Dataset records on visual material:
========================================================================

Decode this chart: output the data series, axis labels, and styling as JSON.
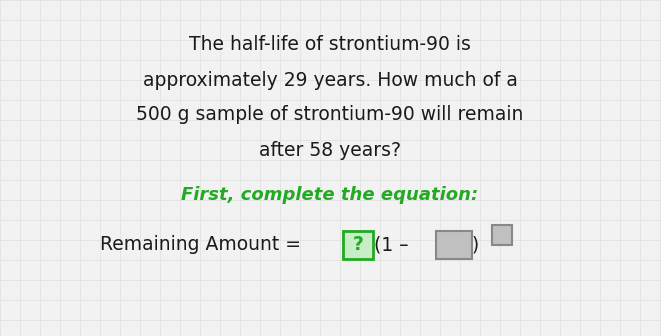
{
  "bg_color": "#f2f2f2",
  "grid_color": "#e2e2e2",
  "text_color": "#1a1a1a",
  "green_color": "#22aa22",
  "question_lines": [
    "The half-life of strontium-90 is",
    "approximately 29 years. How much of a",
    "500 g sample of strontium-90 will remain",
    "after 58 years?"
  ],
  "instruction_line": "First, complete the equation:",
  "figsize": [
    6.61,
    3.36
  ],
  "dpi": 100,
  "q_fontsize": 13.5,
  "eq_fontsize": 13.5,
  "green_fontsize": 13.0
}
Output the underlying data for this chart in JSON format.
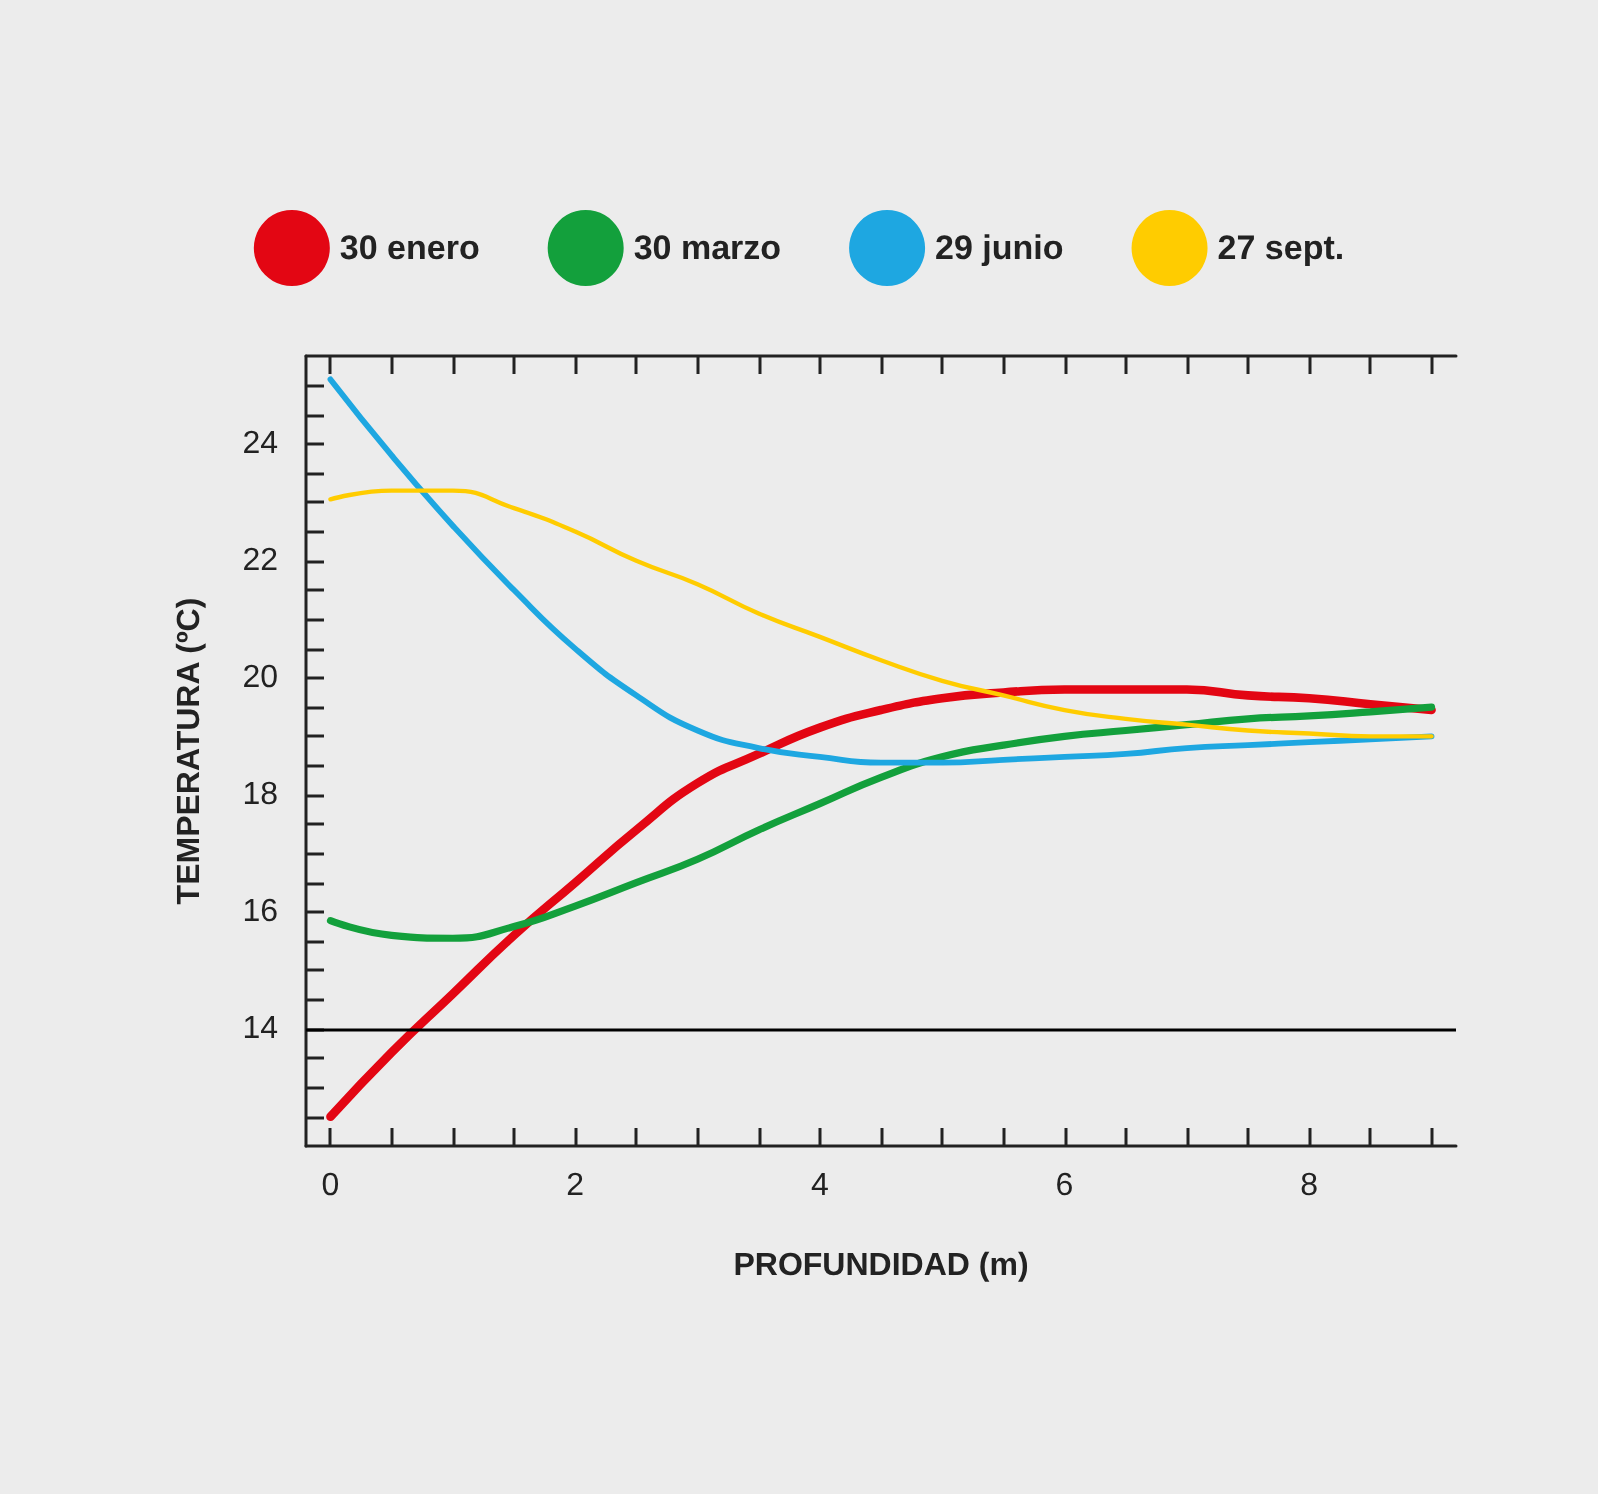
{
  "chart_data": {
    "type": "line",
    "xlabel": "PROFUNDIDAD (m)",
    "ylabel": "TEMPERATURA (ºC)",
    "x": [
      0,
      0.5,
      1,
      1.5,
      2,
      2.5,
      3,
      3.5,
      4,
      4.5,
      5,
      5.5,
      6,
      6.5,
      7,
      7.5,
      8,
      8.5,
      9
    ],
    "series": [
      {
        "name": "30 enero",
        "color": "#e30613",
        "values": [
          12.5,
          13.6,
          14.6,
          15.6,
          16.5,
          17.4,
          18.2,
          18.7,
          19.15,
          19.45,
          19.65,
          19.75,
          19.8,
          19.8,
          19.8,
          19.7,
          19.65,
          19.55,
          19.45
        ]
      },
      {
        "name": "30 marzo",
        "color": "#13a03c",
        "values": [
          15.85,
          15.6,
          15.55,
          15.75,
          16.1,
          16.5,
          16.9,
          17.4,
          17.85,
          18.3,
          18.65,
          18.85,
          19.0,
          19.1,
          19.2,
          19.3,
          19.35,
          19.42,
          19.5
        ]
      },
      {
        "name": "29 junio",
        "color": "#1ea7e1",
        "values": [
          25.1,
          23.8,
          22.6,
          21.5,
          20.5,
          19.7,
          19.1,
          18.8,
          18.65,
          18.55,
          18.55,
          18.6,
          18.65,
          18.7,
          18.8,
          18.85,
          18.9,
          18.95,
          19.0
        ]
      },
      {
        "name": "27 sept.",
        "color": "#ffcc00",
        "values": [
          23.05,
          23.2,
          23.2,
          22.9,
          22.5,
          22.0,
          21.6,
          21.1,
          20.7,
          20.3,
          19.95,
          19.7,
          19.45,
          19.3,
          19.2,
          19.1,
          19.05,
          19.0,
          19.0
        ]
      }
    ],
    "xlim": [
      -0.2,
      9.2
    ],
    "xticks": [
      0,
      {
        "value": 0.5,
        "label": null
      },
      {
        "value": 1,
        "label": null
      },
      {
        "value": 1.5,
        "label": null
      },
      2,
      {
        "value": 2.5,
        "label": null
      },
      {
        "value": 3,
        "label": null
      },
      {
        "value": 3.5,
        "label": null
      },
      4,
      {
        "value": 4.5,
        "label": null
      },
      {
        "value": 5,
        "label": null
      },
      {
        "value": 5.5,
        "label": null
      },
      6,
      {
        "value": 6.5,
        "label": null
      },
      {
        "value": 7,
        "label": null
      },
      {
        "value": 7.5,
        "label": null
      },
      8,
      {
        "value": 8.5,
        "label": null
      },
      {
        "value": 9,
        "label": null
      }
    ],
    "ylim": [
      12,
      25.5
    ],
    "yticks": [
      {
        "value": 12.5,
        "label": null
      },
      {
        "value": 13,
        "label": null
      },
      {
        "value": 13.5,
        "label": null
      },
      14,
      {
        "value": 14.5,
        "label": null
      },
      {
        "value": 15,
        "label": null
      },
      {
        "value": 15.5,
        "label": null
      },
      16,
      {
        "value": 16.5,
        "label": null
      },
      {
        "value": 17,
        "label": null
      },
      {
        "value": 17.5,
        "label": null
      },
      18,
      {
        "value": 18.5,
        "label": null
      },
      {
        "value": 19,
        "label": null
      },
      {
        "value": 19.5,
        "label": null
      },
      20,
      {
        "value": 20.5,
        "label": null
      },
      {
        "value": 21,
        "label": null
      },
      {
        "value": 21.5,
        "label": null
      },
      22,
      {
        "value": 22.5,
        "label": null
      },
      {
        "value": 23,
        "label": null
      },
      {
        "value": 23.5,
        "label": null
      },
      24,
      {
        "value": 24.5,
        "label": null
      },
      {
        "value": 25,
        "label": null
      }
    ],
    "ref_lines": [
      {
        "axis": "y",
        "value": 14,
        "color": "#000000",
        "line_style": "solid"
      }
    ],
    "legend": "top",
    "grid": false,
    "marker": "none",
    "line_style": "solid"
  }
}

========================================================================

GOAL → Make an exact copy of every record, pictures excluded.

SOLUTION FOR THIS TASK →
Decode this chart: output the data series, axis labels, and styling as JSON.
{
  "bg_color": "#f2f2f2",
  "grid_color": "#e2e2e2",
  "text_color": "#1a1a1a",
  "green_color": "#22aa22",
  "question_lines": [
    "The half-life of strontium-90 is",
    "approximately 29 years. How much of a",
    "500 g sample of strontium-90 will remain",
    "after 58 years?"
  ],
  "instruction_line": "First, complete the equation:",
  "figsize": [
    6.61,
    3.36
  ],
  "dpi": 100,
  "q_fontsize": 13.5,
  "eq_fontsize": 13.5,
  "green_fontsize": 13.0
}
Output the underlying data for this chart in JSON format.
{
  "chart_data": {
    "type": "line",
    "xlabel": "PROFUNDIDAD (m)",
    "ylabel": "TEMPERATURA (ºC)",
    "x": [
      0,
      0.5,
      1,
      1.5,
      2,
      2.5,
      3,
      3.5,
      4,
      4.5,
      5,
      5.5,
      6,
      6.5,
      7,
      7.5,
      8,
      8.5,
      9
    ],
    "series": [
      {
        "name": "30 enero",
        "color": "#e30613",
        "values": [
          12.5,
          13.6,
          14.6,
          15.6,
          16.5,
          17.4,
          18.2,
          18.7,
          19.15,
          19.45,
          19.65,
          19.75,
          19.8,
          19.8,
          19.8,
          19.7,
          19.65,
          19.55,
          19.45
        ]
      },
      {
        "name": "30 marzo",
        "color": "#13a03c",
        "values": [
          15.85,
          15.6,
          15.55,
          15.75,
          16.1,
          16.5,
          16.9,
          17.4,
          17.85,
          18.3,
          18.65,
          18.85,
          19.0,
          19.1,
          19.2,
          19.3,
          19.35,
          19.42,
          19.5
        ]
      },
      {
        "name": "29 junio",
        "color": "#1ea7e1",
        "values": [
          25.1,
          23.8,
          22.6,
          21.5,
          20.5,
          19.7,
          19.1,
          18.8,
          18.65,
          18.55,
          18.55,
          18.6,
          18.65,
          18.7,
          18.8,
          18.85,
          18.9,
          18.95,
          19.0
        ]
      },
      {
        "name": "27 sept.",
        "color": "#ffcc00",
        "values": [
          23.05,
          23.2,
          23.2,
          22.9,
          22.5,
          22.0,
          21.6,
          21.1,
          20.7,
          20.3,
          19.95,
          19.7,
          19.45,
          19.3,
          19.2,
          19.1,
          19.05,
          19.0,
          19.0
        ]
      }
    ],
    "xlim": [
      -0.2,
      9.2
    ],
    "xticks": [
      0,
      {
        "value": 0.5,
        "label": null
      },
      {
        "value": 1,
        "label": null
      },
      {
        "value": 1.5,
        "label": null
      },
      2,
      {
        "value": 2.5,
        "label": null
      },
      {
        "value": 3,
        "label": null
      },
      {
        "value": 3.5,
        "label": null
      },
      4,
      {
        "value": 4.5,
        "label": null
      },
      {
        "value": 5,
        "label": null
      },
      {
        "value": 5.5,
        "label": null
      },
      6,
      {
        "value": 6.5,
        "label": null
      },
      {
        "value": 7,
        "label": null
      },
      {
        "value": 7.5,
        "label": null
      },
      8,
      {
        "value": 8.5,
        "label": null
      },
      {
        "value": 9,
        "label": null
      }
    ],
    "ylim": [
      12,
      25.5
    ],
    "yticks": [
      {
        "value": 12.5,
        "label": null
      },
      {
        "value": 13,
        "label": null
      },
      {
        "value": 13.5,
        "label": null
      },
      14,
      {
        "value": 14.5,
        "label": null
      },
      {
        "value": 15,
        "label": null
      },
      {
        "value": 15.5,
        "label": null
      },
      16,
      {
        "value": 16.5,
        "label": null
      },
      {
        "value": 17,
        "label": null
      },
      {
        "value": 17.5,
        "label": null
      },
      18,
      {
        "value": 18.5,
        "label": null
      },
      {
        "value": 19,
        "label": null
      },
      {
        "value": 19.5,
        "label": null
      },
      20,
      {
        "value": 20.5,
        "label": null
      },
      {
        "value": 21,
        "label": null
      },
      {
        "value": 21.5,
        "label": null
      },
      22,
      {
        "value": 22.5,
        "label": null
      },
      {
        "value": 23,
        "label": null
      },
      {
        "value": 23.5,
        "label": null
      },
      24,
      {
        "value": 24.5,
        "label": null
      },
      {
        "value": 25,
        "label": null
      }
    ],
    "ref_lines": [
      {
        "axis": "y",
        "value": 14,
        "color": "#000000",
        "line_style": "solid"
      }
    ],
    "legend": "top",
    "grid": false,
    "marker": "none",
    "line_style": "solid"
  }
}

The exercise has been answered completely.